(What you are asked to do): For this exercise, repeat all of the material verbatim apart from its images.

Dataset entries
——

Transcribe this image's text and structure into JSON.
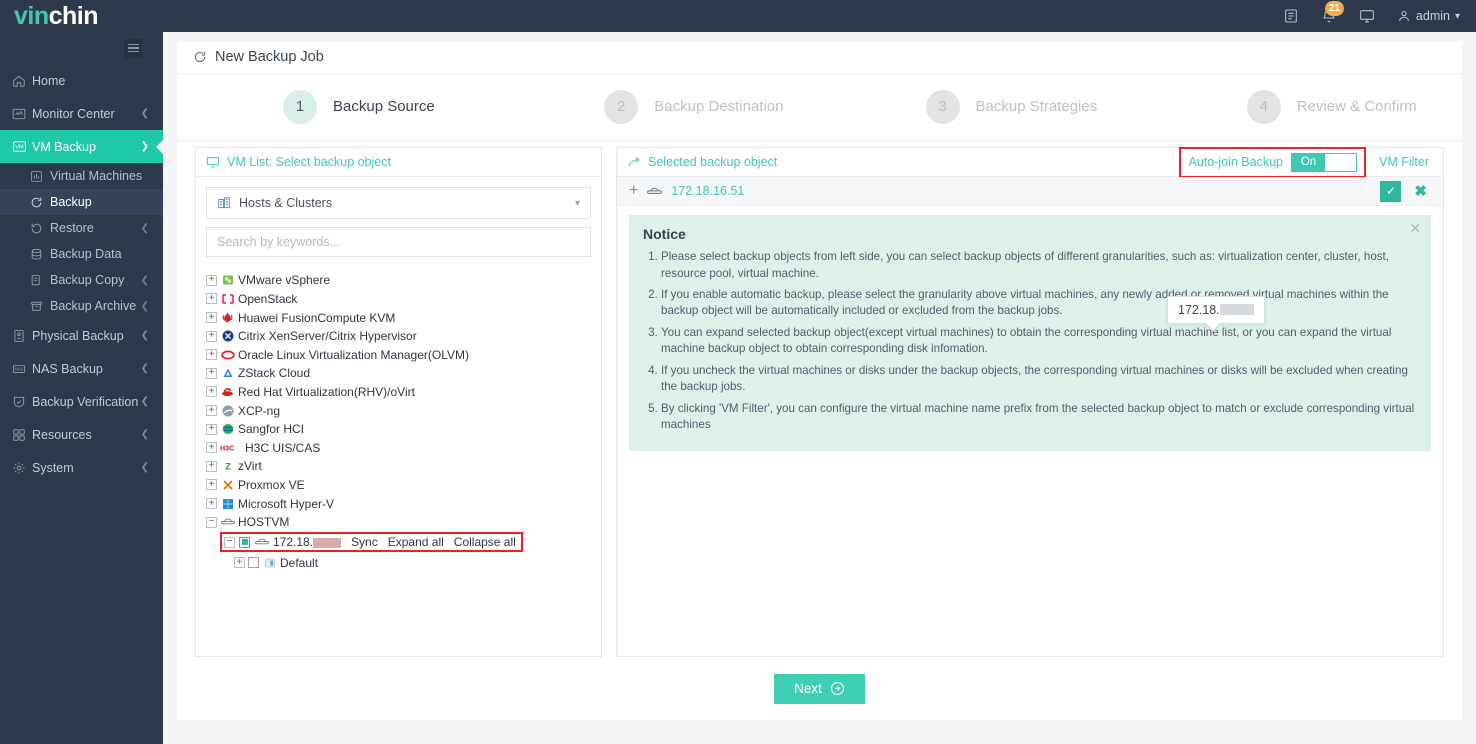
{
  "brand": {
    "name_part1": "vin",
    "name_part2": "chin",
    "accent": "#3fc8b4"
  },
  "topbar": {
    "notifications_count": "21",
    "user": "admin",
    "icons": [
      "document-icon",
      "bell-icon",
      "monitor-icon",
      "user-icon"
    ]
  },
  "sidebar": {
    "items": [
      {
        "label": "Home",
        "icon": "home-icon",
        "expandable": false,
        "active": false
      },
      {
        "label": "Monitor Center",
        "icon": "monitor-center-icon",
        "expandable": true,
        "active": false
      },
      {
        "label": "VM Backup",
        "icon": "vm-icon",
        "expandable": true,
        "active": true
      }
    ],
    "vm_backup_children": [
      {
        "label": "Virtual Machines",
        "icon": "vm-list-icon",
        "expandable": false,
        "selected": false
      },
      {
        "label": "Backup",
        "icon": "backup-icon",
        "expandable": false,
        "selected": true
      },
      {
        "label": "Restore",
        "icon": "restore-icon",
        "expandable": true,
        "selected": false
      },
      {
        "label": "Backup Data",
        "icon": "database-icon",
        "expandable": false,
        "selected": false
      },
      {
        "label": "Backup Copy",
        "icon": "copy-icon",
        "expandable": true,
        "selected": false
      },
      {
        "label": "Backup Archive",
        "icon": "archive-icon",
        "expandable": true,
        "selected": false
      }
    ],
    "items_after": [
      {
        "label": "Physical Backup",
        "icon": "server-icon",
        "expandable": true
      },
      {
        "label": "NAS Backup",
        "icon": "nas-icon",
        "expandable": true
      },
      {
        "label": "Backup Verification",
        "icon": "shield-check-icon",
        "expandable": true
      },
      {
        "label": "Resources",
        "icon": "resources-icon",
        "expandable": true
      },
      {
        "label": "System",
        "icon": "gear-icon",
        "expandable": true
      }
    ]
  },
  "page": {
    "title": "New Backup Job",
    "title_icon": "refresh-icon"
  },
  "stepper": {
    "steps": [
      {
        "num": "1",
        "label": "Backup Source",
        "active": true
      },
      {
        "num": "2",
        "label": "Backup Destination",
        "active": false
      },
      {
        "num": "3",
        "label": "Backup Strategies",
        "active": false
      },
      {
        "num": "4",
        "label": "Review & Confirm",
        "active": false
      }
    ]
  },
  "left_panel": {
    "header": "VM List: Select backup object",
    "header_icon": "monitor-icon",
    "view_selector": {
      "label": "Hosts & Clusters",
      "icon": "cluster-icon"
    },
    "search": {
      "placeholder": "Search by keywords..."
    },
    "tree": [
      {
        "label": "VMware vSphere",
        "icon": "vmware-icon",
        "level": 0,
        "expanded": false
      },
      {
        "label": "OpenStack",
        "icon": "openstack-icon",
        "level": 0,
        "expanded": false
      },
      {
        "label": "Huawei FusionCompute KVM",
        "icon": "huawei-icon",
        "level": 0,
        "expanded": false
      },
      {
        "label": "Citrix XenServer/Citrix Hypervisor",
        "icon": "citrix-icon",
        "level": 0,
        "expanded": false
      },
      {
        "label": "Oracle Linux Virtualization Manager(OLVM)",
        "icon": "oracle-icon",
        "level": 0,
        "expanded": false
      },
      {
        "label": "ZStack Cloud",
        "icon": "zstack-icon",
        "level": 0,
        "expanded": false
      },
      {
        "label": "Red Hat Virtualization(RHV)/oVirt",
        "icon": "redhat-icon",
        "level": 0,
        "expanded": false
      },
      {
        "label": "XCP-ng",
        "icon": "xcpng-icon",
        "level": 0,
        "expanded": false
      },
      {
        "label": "Sangfor HCI",
        "icon": "sangfor-icon",
        "level": 0,
        "expanded": false
      },
      {
        "label": "H3C UIS/CAS",
        "icon": "h3c-icon",
        "level": 0,
        "expanded": false
      },
      {
        "label": "zVirt",
        "icon": "zvirt-icon",
        "level": 0,
        "expanded": false
      },
      {
        "label": "Proxmox VE",
        "icon": "proxmox-icon",
        "level": 0,
        "expanded": false
      },
      {
        "label": "Microsoft Hyper-V",
        "icon": "hyperv-icon",
        "level": 0,
        "expanded": false
      },
      {
        "label": "HOSTVM",
        "icon": "host-icon",
        "level": 0,
        "expanded": true
      }
    ],
    "host_row": {
      "label_prefix": "172.18.",
      "label_redacted": true,
      "actions": [
        "Sync",
        "Expand all",
        "Collapse all"
      ],
      "checkbox_state": "partial",
      "highlighted": true
    },
    "child_row": {
      "label": "Default",
      "icon": "folder-icon",
      "checkbox_state": "unchecked"
    }
  },
  "right_panel": {
    "header": "Selected backup object",
    "header_icon": "arrow-branch-icon",
    "auto_join": {
      "label": "Auto-join Backup",
      "state": "On",
      "highlighted": true
    },
    "vm_filter_label": "VM Filter",
    "selected_object": {
      "name": "172.18.16.51",
      "icon": "host-icon"
    },
    "row_actions": {
      "confirm": "check-icon",
      "cancel": "close-icon"
    },
    "tooltip": {
      "prefix": "172.18.",
      "redacted": true
    }
  },
  "notice": {
    "title": "Notice",
    "items": [
      "Please select backup objects from left side, you can select backup objects of different granularities, such as: virtualization center, cluster, host, resource pool, virtual machine.",
      "If you enable automatic backup, please select the granularity above virtual machines, any newly added or removed virtual machines within the backup object will be automatically included or excluded from the backup jobs.",
      "You can expand selected backup object(except virtual machines) to obtain the corresponding virtual machine list, or you can expand the virtual machine backup object to obtain corresponding disk infomation.",
      "If you uncheck the virtual machines or disks under the backup objects, the corresponding virtual machines or disks will be excluded when creating the backup jobs.",
      "By clicking 'VM Filter', you can configure the virtual machine name prefix from the selected backup object to match or exclude corresponding virtual machines"
    ]
  },
  "footer": {
    "next_label": "Next"
  },
  "colors": {
    "teal": "#3fc8b4",
    "teal_dark": "#2fb8a0",
    "sidebar": "#2e3a4b",
    "highlight_red": "#ed2024",
    "notice_bg": "#ddf1ea"
  }
}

——

(Result of this task):
Transcribe this image's text and structure into JSON.
{
  "brand": {
    "name_part1": "vin",
    "name_part2": "chin",
    "accent": "#3fc8b4"
  },
  "topbar": {
    "notifications_count": "21",
    "user": "admin",
    "icons": [
      "document-icon",
      "bell-icon",
      "monitor-icon",
      "user-icon"
    ]
  },
  "sidebar": {
    "items": [
      {
        "label": "Home",
        "icon": "home-icon",
        "expandable": false,
        "active": false
      },
      {
        "label": "Monitor Center",
        "icon": "monitor-center-icon",
        "expandable": true,
        "active": false
      },
      {
        "label": "VM Backup",
        "icon": "vm-icon",
        "expandable": true,
        "active": true
      }
    ],
    "vm_backup_children": [
      {
        "label": "Virtual Machines",
        "icon": "vm-list-icon",
        "expandable": false,
        "selected": false
      },
      {
        "label": "Backup",
        "icon": "backup-icon",
        "expandable": false,
        "selected": true
      },
      {
        "label": "Restore",
        "icon": "restore-icon",
        "expandable": true,
        "selected": false
      },
      {
        "label": "Backup Data",
        "icon": "database-icon",
        "expandable": false,
        "selected": false
      },
      {
        "label": "Backup Copy",
        "icon": "copy-icon",
        "expandable": true,
        "selected": false
      },
      {
        "label": "Backup Archive",
        "icon": "archive-icon",
        "expandable": true,
        "selected": false
      }
    ],
    "items_after": [
      {
        "label": "Physical Backup",
        "icon": "server-icon",
        "expandable": true
      },
      {
        "label": "NAS Backup",
        "icon": "nas-icon",
        "expandable": true
      },
      {
        "label": "Backup Verification",
        "icon": "shield-check-icon",
        "expandable": true
      },
      {
        "label": "Resources",
        "icon": "resources-icon",
        "expandable": true
      },
      {
        "label": "System",
        "icon": "gear-icon",
        "expandable": true
      }
    ]
  },
  "page": {
    "title": "New Backup Job",
    "title_icon": "refresh-icon"
  },
  "stepper": {
    "steps": [
      {
        "num": "1",
        "label": "Backup Source",
        "active": true
      },
      {
        "num": "2",
        "label": "Backup Destination",
        "active": false
      },
      {
        "num": "3",
        "label": "Backup Strategies",
        "active": false
      },
      {
        "num": "4",
        "label": "Review & Confirm",
        "active": false
      }
    ]
  },
  "left_panel": {
    "header": "VM List: Select backup object",
    "header_icon": "monitor-icon",
    "view_selector": {
      "label": "Hosts & Clusters",
      "icon": "cluster-icon"
    },
    "search": {
      "placeholder": "Search by keywords..."
    },
    "tree": [
      {
        "label": "VMware vSphere",
        "icon": "vmware-icon",
        "level": 0,
        "expanded": false
      },
      {
        "label": "OpenStack",
        "icon": "openstack-icon",
        "level": 0,
        "expanded": false
      },
      {
        "label": "Huawei FusionCompute KVM",
        "icon": "huawei-icon",
        "level": 0,
        "expanded": false
      },
      {
        "label": "Citrix XenServer/Citrix Hypervisor",
        "icon": "citrix-icon",
        "level": 0,
        "expanded": false
      },
      {
        "label": "Oracle Linux Virtualization Manager(OLVM)",
        "icon": "oracle-icon",
        "level": 0,
        "expanded": false
      },
      {
        "label": "ZStack Cloud",
        "icon": "zstack-icon",
        "level": 0,
        "expanded": false
      },
      {
        "label": "Red Hat Virtualization(RHV)/oVirt",
        "icon": "redhat-icon",
        "level": 0,
        "expanded": false
      },
      {
        "label": "XCP-ng",
        "icon": "xcpng-icon",
        "level": 0,
        "expanded": false
      },
      {
        "label": "Sangfor HCI",
        "icon": "sangfor-icon",
        "level": 0,
        "expanded": false
      },
      {
        "label": "H3C UIS/CAS",
        "icon": "h3c-icon",
        "level": 0,
        "expanded": false
      },
      {
        "label": "zVirt",
        "icon": "zvirt-icon",
        "level": 0,
        "expanded": false
      },
      {
        "label": "Proxmox VE",
        "icon": "proxmox-icon",
        "level": 0,
        "expanded": false
      },
      {
        "label": "Microsoft Hyper-V",
        "icon": "hyperv-icon",
        "level": 0,
        "expanded": false
      },
      {
        "label": "HOSTVM",
        "icon": "host-icon",
        "level": 0,
        "expanded": true
      }
    ],
    "host_row": {
      "label_prefix": "172.18.",
      "label_redacted": true,
      "actions": [
        "Sync",
        "Expand all",
        "Collapse all"
      ],
      "checkbox_state": "partial",
      "highlighted": true
    },
    "child_row": {
      "label": "Default",
      "icon": "folder-icon",
      "checkbox_state": "unchecked"
    }
  },
  "right_panel": {
    "header": "Selected backup object",
    "header_icon": "arrow-branch-icon",
    "auto_join": {
      "label": "Auto-join Backup",
      "state": "On",
      "highlighted": true
    },
    "vm_filter_label": "VM Filter",
    "selected_object": {
      "name": "172.18.16.51",
      "icon": "host-icon"
    },
    "row_actions": {
      "confirm": "check-icon",
      "cancel": "close-icon"
    },
    "tooltip": {
      "prefix": "172.18.",
      "redacted": true
    }
  },
  "notice": {
    "title": "Notice",
    "items": [
      "Please select backup objects from left side, you can select backup objects of different granularities, such as: virtualization center, cluster, host, resource pool, virtual machine.",
      "If you enable automatic backup, please select the granularity above virtual machines, any newly added or removed virtual machines within the backup object will be automatically included or excluded from the backup jobs.",
      "You can expand selected backup object(except virtual machines) to obtain the corresponding virtual machine list, or you can expand the virtual machine backup object to obtain corresponding disk infomation.",
      "If you uncheck the virtual machines or disks under the backup objects, the corresponding virtual machines or disks will be excluded when creating the backup jobs.",
      "By clicking 'VM Filter', you can configure the virtual machine name prefix from the selected backup object to match or exclude corresponding virtual machines"
    ]
  },
  "footer": {
    "next_label": "Next"
  },
  "colors": {
    "teal": "#3fc8b4",
    "teal_dark": "#2fb8a0",
    "sidebar": "#2e3a4b",
    "highlight_red": "#ed2024",
    "notice_bg": "#ddf1ea"
  }
}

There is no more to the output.